== WHAT TO WORK ON ==
Reproduce the material verbatim from its first line through the line containing "hexagon-marker-icon (812, 711, 826, 728)", with both ends included.

╔══

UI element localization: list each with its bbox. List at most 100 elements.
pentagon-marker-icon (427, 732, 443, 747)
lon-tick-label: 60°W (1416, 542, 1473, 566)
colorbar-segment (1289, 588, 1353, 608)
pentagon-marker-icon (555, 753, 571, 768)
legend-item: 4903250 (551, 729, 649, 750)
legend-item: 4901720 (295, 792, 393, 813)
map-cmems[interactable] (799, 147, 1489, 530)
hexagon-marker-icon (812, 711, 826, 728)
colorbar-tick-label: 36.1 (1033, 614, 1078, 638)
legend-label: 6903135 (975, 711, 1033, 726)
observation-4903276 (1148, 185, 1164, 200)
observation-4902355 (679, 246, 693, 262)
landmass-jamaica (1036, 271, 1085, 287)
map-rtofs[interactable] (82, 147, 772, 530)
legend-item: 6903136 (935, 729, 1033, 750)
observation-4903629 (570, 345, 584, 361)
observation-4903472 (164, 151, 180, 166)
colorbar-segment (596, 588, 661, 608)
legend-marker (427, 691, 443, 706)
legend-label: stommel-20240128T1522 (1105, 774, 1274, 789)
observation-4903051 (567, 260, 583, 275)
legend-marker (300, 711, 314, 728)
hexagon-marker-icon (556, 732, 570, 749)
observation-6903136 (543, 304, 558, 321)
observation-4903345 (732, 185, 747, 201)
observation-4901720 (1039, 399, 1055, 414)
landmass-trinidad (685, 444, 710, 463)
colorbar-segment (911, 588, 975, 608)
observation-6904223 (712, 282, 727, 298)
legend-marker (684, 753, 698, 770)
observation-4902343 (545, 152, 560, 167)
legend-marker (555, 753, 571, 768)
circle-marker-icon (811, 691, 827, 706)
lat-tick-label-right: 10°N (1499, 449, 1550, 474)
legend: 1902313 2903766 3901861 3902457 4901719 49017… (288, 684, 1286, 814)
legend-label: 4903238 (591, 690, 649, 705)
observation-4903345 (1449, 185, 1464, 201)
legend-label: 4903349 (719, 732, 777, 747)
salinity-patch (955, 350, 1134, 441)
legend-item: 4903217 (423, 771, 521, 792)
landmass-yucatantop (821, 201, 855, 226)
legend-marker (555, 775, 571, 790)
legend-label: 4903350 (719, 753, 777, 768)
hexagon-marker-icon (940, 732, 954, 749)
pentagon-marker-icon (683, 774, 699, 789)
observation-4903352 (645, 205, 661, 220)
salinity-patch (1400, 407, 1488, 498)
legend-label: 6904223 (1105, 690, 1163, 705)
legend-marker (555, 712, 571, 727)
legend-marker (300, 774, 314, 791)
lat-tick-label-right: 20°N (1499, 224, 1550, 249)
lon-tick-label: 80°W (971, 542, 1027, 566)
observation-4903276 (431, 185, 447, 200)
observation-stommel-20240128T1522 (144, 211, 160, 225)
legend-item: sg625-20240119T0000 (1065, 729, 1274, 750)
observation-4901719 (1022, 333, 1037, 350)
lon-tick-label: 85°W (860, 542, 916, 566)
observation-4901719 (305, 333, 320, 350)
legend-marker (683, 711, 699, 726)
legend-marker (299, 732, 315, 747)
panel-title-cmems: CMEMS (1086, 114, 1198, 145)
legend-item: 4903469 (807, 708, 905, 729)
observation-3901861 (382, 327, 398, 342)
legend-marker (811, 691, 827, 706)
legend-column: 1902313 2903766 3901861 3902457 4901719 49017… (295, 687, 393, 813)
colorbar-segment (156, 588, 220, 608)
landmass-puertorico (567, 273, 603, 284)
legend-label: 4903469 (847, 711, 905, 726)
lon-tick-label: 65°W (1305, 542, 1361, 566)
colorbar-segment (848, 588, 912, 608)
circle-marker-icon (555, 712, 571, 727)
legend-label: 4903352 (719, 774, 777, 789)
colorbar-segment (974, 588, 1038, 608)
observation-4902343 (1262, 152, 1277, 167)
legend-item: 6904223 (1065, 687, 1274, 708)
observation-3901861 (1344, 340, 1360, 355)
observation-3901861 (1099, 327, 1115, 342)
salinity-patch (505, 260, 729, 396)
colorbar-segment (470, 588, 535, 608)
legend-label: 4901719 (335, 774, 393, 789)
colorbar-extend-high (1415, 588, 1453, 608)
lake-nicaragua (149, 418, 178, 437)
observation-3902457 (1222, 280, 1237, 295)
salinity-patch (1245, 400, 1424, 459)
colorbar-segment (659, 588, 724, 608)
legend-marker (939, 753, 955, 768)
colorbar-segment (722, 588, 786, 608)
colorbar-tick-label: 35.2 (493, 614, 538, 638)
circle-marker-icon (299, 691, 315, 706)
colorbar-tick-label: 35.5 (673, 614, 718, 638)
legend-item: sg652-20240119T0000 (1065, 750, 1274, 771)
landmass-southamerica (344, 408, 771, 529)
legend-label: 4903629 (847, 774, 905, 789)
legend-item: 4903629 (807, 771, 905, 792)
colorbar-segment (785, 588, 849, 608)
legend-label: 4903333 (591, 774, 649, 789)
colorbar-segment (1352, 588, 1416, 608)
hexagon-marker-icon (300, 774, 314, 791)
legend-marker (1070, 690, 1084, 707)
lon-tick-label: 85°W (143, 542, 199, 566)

╚══

== TASK SOLUTION ==
UI element localization: list each with its bbox. List at most 100 elements.
pentagon-marker-icon (427, 732, 443, 747)
lon-tick-label: 60°W (1416, 542, 1473, 566)
colorbar-segment (1289, 588, 1353, 608)
pentagon-marker-icon (555, 753, 571, 768)
legend-item: 4903250 (551, 729, 649, 750)
legend-item: 4901720 (295, 792, 393, 813)
map-cmems[interactable] (799, 147, 1489, 530)
hexagon-marker-icon (812, 711, 826, 728)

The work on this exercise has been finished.